What needs to be done:
Quote the data below in full, minus the images.

* BEGIN Extracted entries *

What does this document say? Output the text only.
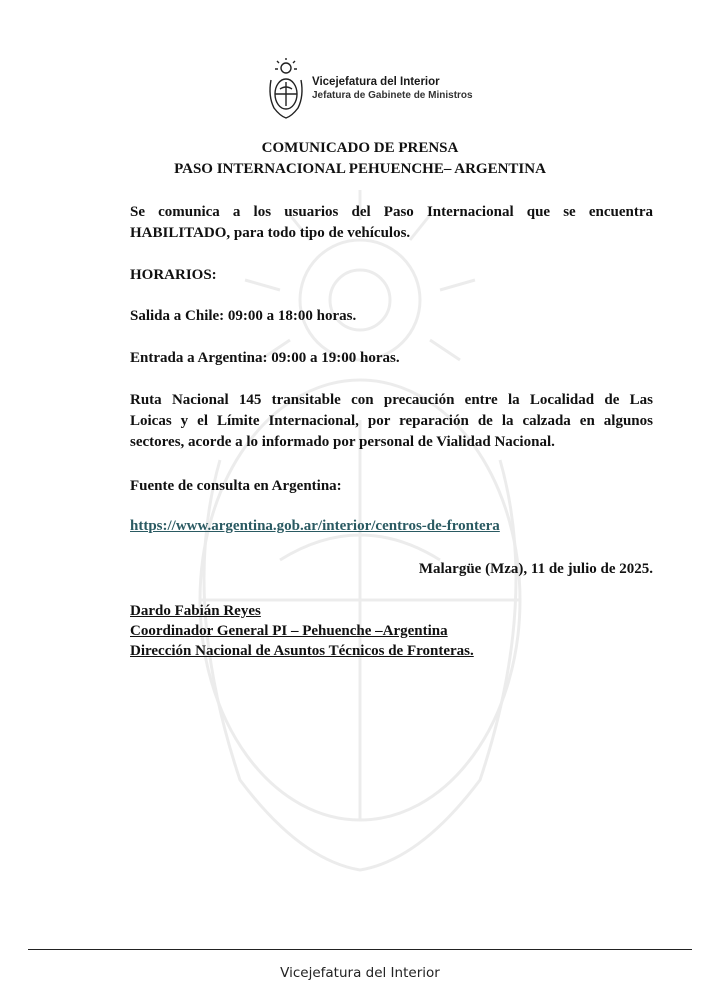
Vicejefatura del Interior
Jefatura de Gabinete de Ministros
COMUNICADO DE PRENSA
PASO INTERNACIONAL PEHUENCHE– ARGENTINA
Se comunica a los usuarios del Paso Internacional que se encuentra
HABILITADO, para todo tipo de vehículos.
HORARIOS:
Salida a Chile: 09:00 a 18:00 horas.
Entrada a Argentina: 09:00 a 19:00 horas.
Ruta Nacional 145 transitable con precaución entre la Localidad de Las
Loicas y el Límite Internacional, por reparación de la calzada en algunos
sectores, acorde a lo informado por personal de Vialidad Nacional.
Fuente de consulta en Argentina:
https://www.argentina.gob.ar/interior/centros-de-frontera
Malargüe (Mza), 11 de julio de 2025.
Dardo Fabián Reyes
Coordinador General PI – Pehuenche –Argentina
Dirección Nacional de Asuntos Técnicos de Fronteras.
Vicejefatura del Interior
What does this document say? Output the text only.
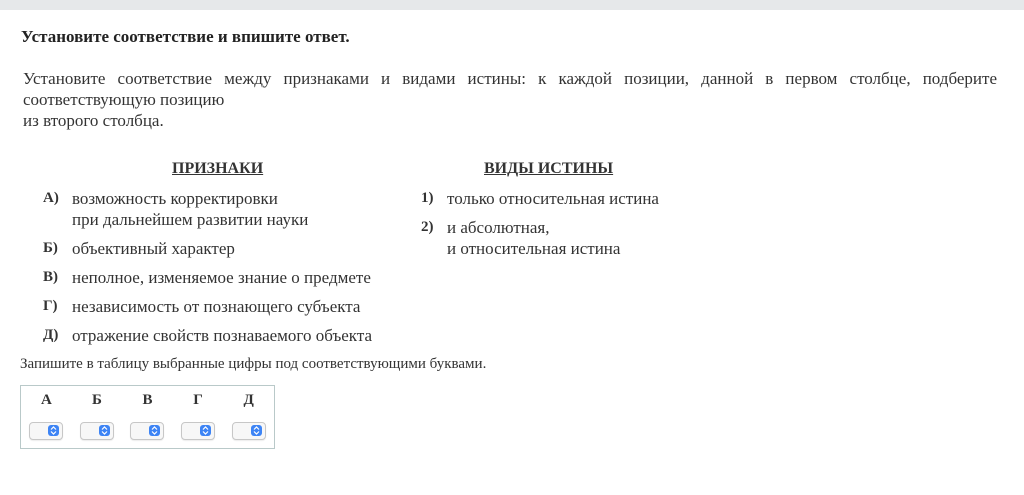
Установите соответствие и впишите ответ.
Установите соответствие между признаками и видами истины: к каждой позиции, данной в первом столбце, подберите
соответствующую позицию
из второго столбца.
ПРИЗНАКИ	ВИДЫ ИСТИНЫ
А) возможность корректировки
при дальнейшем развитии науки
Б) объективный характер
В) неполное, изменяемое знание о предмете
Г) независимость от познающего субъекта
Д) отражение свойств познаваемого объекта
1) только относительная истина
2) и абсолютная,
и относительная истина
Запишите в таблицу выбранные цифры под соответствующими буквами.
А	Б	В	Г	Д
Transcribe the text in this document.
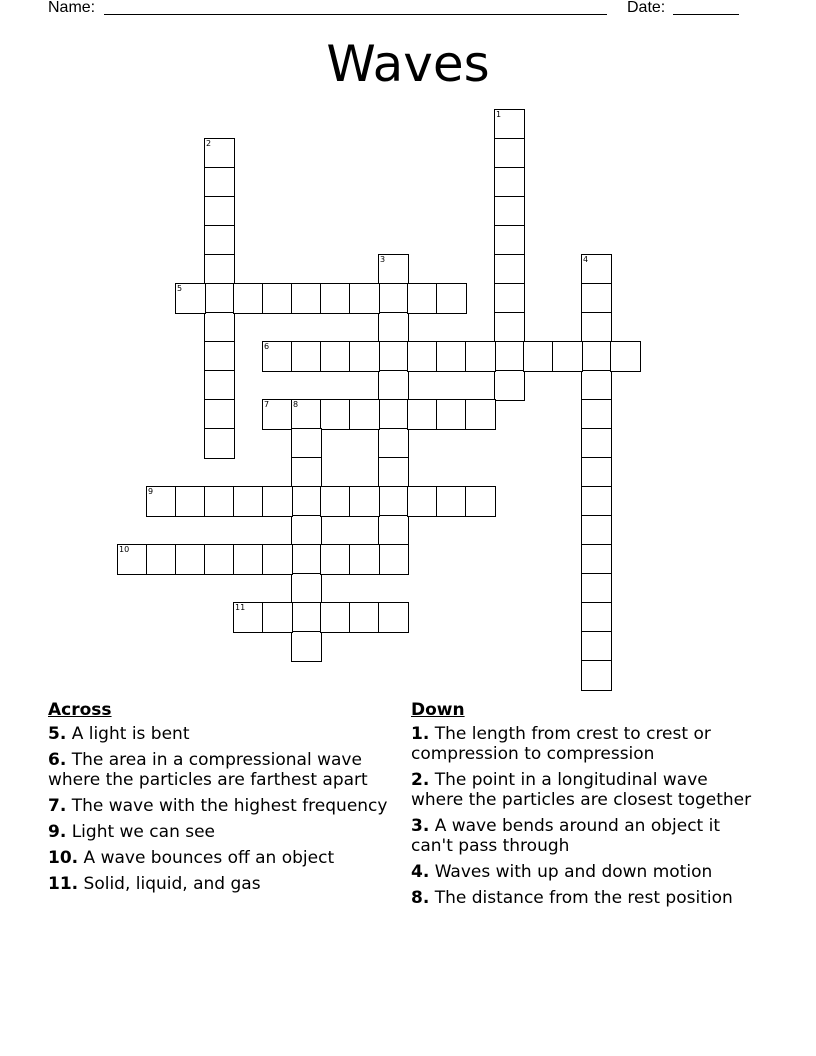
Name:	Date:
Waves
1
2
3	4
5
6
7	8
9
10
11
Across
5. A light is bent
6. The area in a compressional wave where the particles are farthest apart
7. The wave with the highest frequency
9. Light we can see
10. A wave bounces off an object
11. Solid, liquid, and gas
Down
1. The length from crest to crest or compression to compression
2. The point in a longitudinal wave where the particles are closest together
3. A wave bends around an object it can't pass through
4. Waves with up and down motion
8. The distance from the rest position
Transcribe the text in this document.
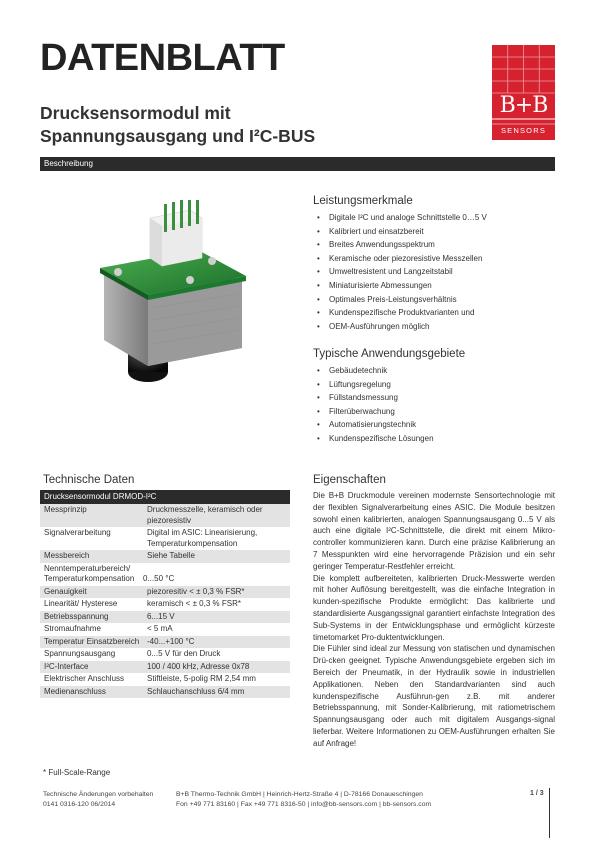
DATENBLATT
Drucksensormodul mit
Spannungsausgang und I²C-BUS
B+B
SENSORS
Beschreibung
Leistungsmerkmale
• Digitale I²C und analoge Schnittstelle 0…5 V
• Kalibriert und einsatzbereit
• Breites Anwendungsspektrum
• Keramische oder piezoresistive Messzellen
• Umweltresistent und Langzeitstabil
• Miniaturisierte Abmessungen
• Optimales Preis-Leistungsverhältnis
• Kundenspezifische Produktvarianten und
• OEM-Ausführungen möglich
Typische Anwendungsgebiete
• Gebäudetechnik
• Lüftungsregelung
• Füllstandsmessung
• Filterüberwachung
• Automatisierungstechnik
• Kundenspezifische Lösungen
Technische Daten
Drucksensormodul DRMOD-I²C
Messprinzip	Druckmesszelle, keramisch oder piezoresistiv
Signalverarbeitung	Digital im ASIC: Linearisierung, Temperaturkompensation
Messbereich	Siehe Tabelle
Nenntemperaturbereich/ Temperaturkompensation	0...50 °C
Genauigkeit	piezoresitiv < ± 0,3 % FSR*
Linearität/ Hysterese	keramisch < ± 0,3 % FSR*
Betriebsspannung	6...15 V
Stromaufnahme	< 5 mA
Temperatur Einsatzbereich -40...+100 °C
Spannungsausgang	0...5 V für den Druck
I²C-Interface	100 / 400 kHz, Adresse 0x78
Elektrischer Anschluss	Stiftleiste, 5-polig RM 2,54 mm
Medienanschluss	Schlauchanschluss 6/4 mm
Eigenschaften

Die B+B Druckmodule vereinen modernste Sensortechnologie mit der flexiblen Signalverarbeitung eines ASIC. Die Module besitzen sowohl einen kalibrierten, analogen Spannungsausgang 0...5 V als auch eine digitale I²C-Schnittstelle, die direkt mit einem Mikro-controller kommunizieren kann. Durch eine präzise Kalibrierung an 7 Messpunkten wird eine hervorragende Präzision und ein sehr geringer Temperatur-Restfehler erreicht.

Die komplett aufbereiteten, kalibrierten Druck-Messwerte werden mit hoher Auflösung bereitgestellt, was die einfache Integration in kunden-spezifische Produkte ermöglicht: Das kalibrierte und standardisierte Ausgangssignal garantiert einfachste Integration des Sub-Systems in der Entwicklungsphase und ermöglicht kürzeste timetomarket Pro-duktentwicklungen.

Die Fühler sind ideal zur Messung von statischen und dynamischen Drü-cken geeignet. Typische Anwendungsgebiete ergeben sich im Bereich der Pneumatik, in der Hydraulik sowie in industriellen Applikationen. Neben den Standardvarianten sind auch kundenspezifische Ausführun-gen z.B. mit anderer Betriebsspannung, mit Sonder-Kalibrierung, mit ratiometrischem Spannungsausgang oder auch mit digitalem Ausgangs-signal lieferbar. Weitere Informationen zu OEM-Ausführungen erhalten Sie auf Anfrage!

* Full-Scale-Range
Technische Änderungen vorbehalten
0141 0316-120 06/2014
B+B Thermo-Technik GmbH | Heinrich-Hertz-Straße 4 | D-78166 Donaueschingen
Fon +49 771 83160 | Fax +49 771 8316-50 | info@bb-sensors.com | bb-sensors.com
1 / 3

* END Extracted entries *

Result:
What does this document say? Output the text only.
Vicejefatura del Interior
Jefatura de Gabinete de Ministros
COMUNICADO DE PRENSA
PASO INTERNACIONAL PEHUENCHE– ARGENTINA
Se comunica a los usuarios del Paso Internacional que se encuentra
HABILITADO, para todo tipo de vehículos.
HORARIOS:
Salida a Chile: 09:00 a 18:00 horas.
Entrada a Argentina: 09:00 a 19:00 horas.
Ruta Nacional 145 transitable con precaución entre la Localidad de Las
Loicas y el Límite Internacional, por reparación de la calzada en algunos
sectores, acorde a lo informado por personal de Vialidad Nacional.
Fuente de consulta en Argentina:
https://www.argentina.gob.ar/interior/centros-de-frontera
Malargüe (Mza), 11 de julio de 2025.
Dardo Fabián Reyes
Coordinador General PI – Pehuenche –Argentina
Dirección Nacional de Asuntos Técnicos de Fronteras.
Vicejefatura del Interior
What does this document say? Output the text only.
Установите соответствие и впишите ответ.
Установите соответствие между признаками и видами истины: к каждой позиции, данной в первом столбце, подберите
соответствующую позицию
из второго столбца.
ПРИЗНАКИ	ВИДЫ ИСТИНЫ
А) возможность корректировки
при дальнейшем развитии науки
Б) объективный характер
В) неполное, изменяемое знание о предмете
Г) независимость от познающего субъекта
Д) отражение свойств познаваемого объекта
1) только относительная истина
2) и абсолютная,
и относительная истина
Запишите в таблицу выбранные цифры под соответствующими буквами.
А	Б	В	Г	Д
Transcribe the text in this document.
Name:	Date:
Waves
1
2
3	4
5
6
7	8
9
10
11
Across
5. A light is bent
6. The area in a compressional wave where the particles are farthest apart
7. The wave with the highest frequency
9. Light we can see
10. A wave bounces off an object
11. Solid, liquid, and gas
Down
1. The length from crest to crest or compression to compression
2. The point in a longitudinal wave where the particles are closest together
3. A wave bends around an object it can't pass through
4. Waves with up and down motion
8. The distance from the rest position
Transcribe the text in this document.
DATENBLATT
Drucksensormodul mit
Spannungsausgang und I²C-BUS
B+B
SENSORS
Beschreibung
Leistungsmerkmale
• Digitale I²C und analoge Schnittstelle 0…5 V
• Kalibriert und einsatzbereit
• Breites Anwendungsspektrum
• Keramische oder piezoresistive Messzellen
• Umweltresistent und Langzeitstabil
• Miniaturisierte Abmessungen
• Optimales Preis-Leistungsverhältnis
• Kundenspezifische Produktvarianten und
• OEM-Ausführungen möglich
Typische Anwendungsgebiete
• Gebäudetechnik
• Lüftungsregelung
• Füllstandsmessung
• Filterüberwachung
• Automatisierungstechnik
• Kundenspezifische Lösungen
Technische Daten
Drucksensormodul DRMOD-I²C
Messprinzip	Druckmesszelle, keramisch oder piezoresistiv
Signalverarbeitung	Digital im ASIC: Linearisierung, Temperaturkompensation
Messbereich	Siehe Tabelle
Nenntemperaturbereich/ Temperaturkompensation	0...50 °C
Genauigkeit	piezoresitiv < ± 0,3 % FSR*
Linearität/ Hysterese	keramisch < ± 0,3 % FSR*
Betriebsspannung	6...15 V
Stromaufnahme	< 5 mA
Temperatur Einsatzbereich -40...+100 °C
Spannungsausgang	0...5 V für den Druck
I²C-Interface	100 / 400 kHz, Adresse 0x78
Elektrischer Anschluss	Stiftleiste, 5-polig RM 2,54 mm
Medienanschluss	Schlauchanschluss 6/4 mm
Eigenschaften

Die B+B Druckmodule vereinen modernste Sensortechnologie mit der flexiblen Signalverarbeitung eines ASIC. Die Module besitzen sowohl einen kalibrierten, analogen Spannungsausgang 0...5 V als auch eine digitale I²C-Schnittstelle, die direkt mit einem Mikro-controller kommunizieren kann. Durch eine präzise Kalibrierung an 7 Messpunkten wird eine hervorragende Präzision und ein sehr geringer Temperatur-Restfehler erreicht.

Die komplett aufbereiteten, kalibrierten Druck-Messwerte werden mit hoher Auflösung bereitgestellt, was die einfache Integration in kunden-spezifische Produkte ermöglicht: Das kalibrierte und standardisierte Ausgangssignal garantiert einfachste Integration des Sub-Systems in der Entwicklungsphase und ermöglicht kürzeste timetomarket Pro-duktentwicklungen.

Die Fühler sind ideal zur Messung von statischen und dynamischen Drü-cken geeignet. Typische Anwendungsgebiete ergeben sich im Bereich der Pneumatik, in der Hydraulik sowie in industriellen Applikationen. Neben den Standardvarianten sind auch kundenspezifische Ausführun-gen z.B. mit anderer Betriebsspannung, mit Sonder-Kalibrierung, mit ratiometrischem Spannungsausgang oder auch mit digitalem Ausgangs-signal lieferbar. Weitere Informationen zu OEM-Ausführungen erhalten Sie auf Anfrage!

* Full-Scale-Range
Technische Änderungen vorbehalten
0141 0316-120 06/2014
B+B Thermo-Technik GmbH | Heinrich-Hertz-Straße 4 | D-78166 Donaueschingen
Fon +49 771 83160 | Fax +49 771 8316-50 | info@bb-sensors.com | bb-sensors.com
1 / 3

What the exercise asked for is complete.